**Source excerpt:**

A behind the camera photo whilst I was on location for a large format photo session earlier this year.
The camera, for those interested, is an old 5x7 Super Cambo monorail from the early 1960s. The location is the eastern side of Rosetta Head, Victor Harbor, in South Australia. The time was around late February 2022 -- which is the cusp of summer/autumn in South Australia.
I was photographing light, clouds and sea at Encounter Bay that morning. I was fortunate that there was no north or south-easterly wind blowing. The coastal winds had been particularly strong and persistent in the late summer, and they continued throughout the autumn and winter months. Rosetta Head can be, and usually is buffeted, by the coastal winds which makes large format photography difficult.
The photo session was initially associated with this light project, but over the winter/spring months it slowly evolved into a seascapes project. Seascapes made sense as I lived on the coast and the sea was ever-present.
The large format seascapes are made in the early morning -- just before or just after sunrise-- if there is cloud cover, no rain and little wind. The exposures are around 30 seconds and so time is incorporated into the image. A lot happens during those 50 seconds: the light changes, the clouds move across the sky, and the sea shifts incessantly. This constant state of flux makes change central.

**Data lines:**
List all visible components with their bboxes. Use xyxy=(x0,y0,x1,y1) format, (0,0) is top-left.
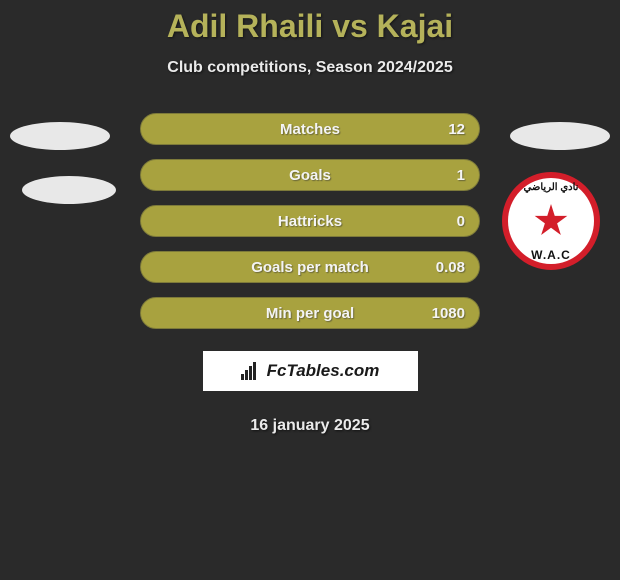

**The task:**
Reproduce the full Rosetta Head photo session text from above verbatim.

**Output for this task:**
A behind the camera photo whilst I was on location for a large format photo session earlier this year.
The camera, for those interested, is an old 5x7 Super Cambo monorail from the early 1960s. The location is the eastern side of Rosetta Head, Victor Harbor, in South Australia. The time was around late February 2022 -- which is the cusp of summer/autumn in South Australia.
I was photographing light, clouds and sea at Encounter Bay that morning. I was fortunate that there was no north or south-easterly wind blowing. The coastal winds had been particularly strong and persistent in the late summer, and they continued throughout the autumn and winter months. Rosetta Head can be, and usually is buffeted, by the coastal winds which makes large format photography difficult.
The photo session was initially associated with this light project, but over the winter/spring months it slowly evolved into a seascapes project. Seascapes made sense as I lived on the coast and the sea was ever-present.
The large format seascapes are made in the early morning -- just before or just after sunrise-- if there is cloud cover, no rain and little wind. The exposures are around 30 seconds and so time is incorporated into the image. A lot happens during those 50 seconds: the light changes, the clouds move across the sky, and the sea shifts incessantly. This constant state of flux makes change central.